§ **Records to process**:
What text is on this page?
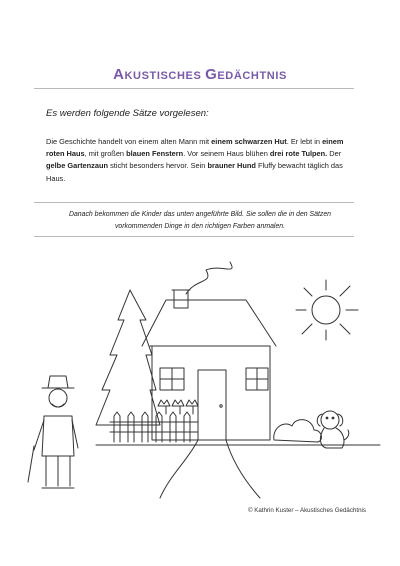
AKUSTISCHES GEDÄCHTNIS
Es werden folgende Sätze vorgelesen:
Die Geschichte handelt von einem alten Mann mit einem schwarzen Hut. Er lebt in einem roten Haus, mit großen blauen Fenstern. Vor seinem Haus blühen drei rote Tulpen. Der gelbe Gartenzaun sticht besonders hervor. Sein brauner Hund Fluffy bewacht täglich das Haus.
Danach bekommen die Kinder das unten angeführte Bild. Sie sollen die in den Sätzen vorkommenden Dinge in den richtigen Farben anmalen.
© Kathrin Kuster – Akustisches Gedächtnis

§ **Request**:
Your task is to return the entries above exactly, with no pictures.

§ **Right answer**:
What text is on this page?
AKUSTISCHES GEDÄCHTNIS
Es werden folgende Sätze vorgelesen:
Die Geschichte handelt von einem alten Mann mit einem schwarzen Hut. Er lebt in einem roten Haus, mit großen blauen Fenstern. Vor seinem Haus blühen drei rote Tulpen. Der gelbe Gartenzaun sticht besonders hervor. Sein brauner Hund Fluffy bewacht täglich das Haus.
Danach bekommen die Kinder das unten angeführte Bild. Sie sollen die in den Sätzen vorkommenden Dinge in den richtigen Farben anmalen.
© Kathrin Kuster – Akustisches Gedächtnis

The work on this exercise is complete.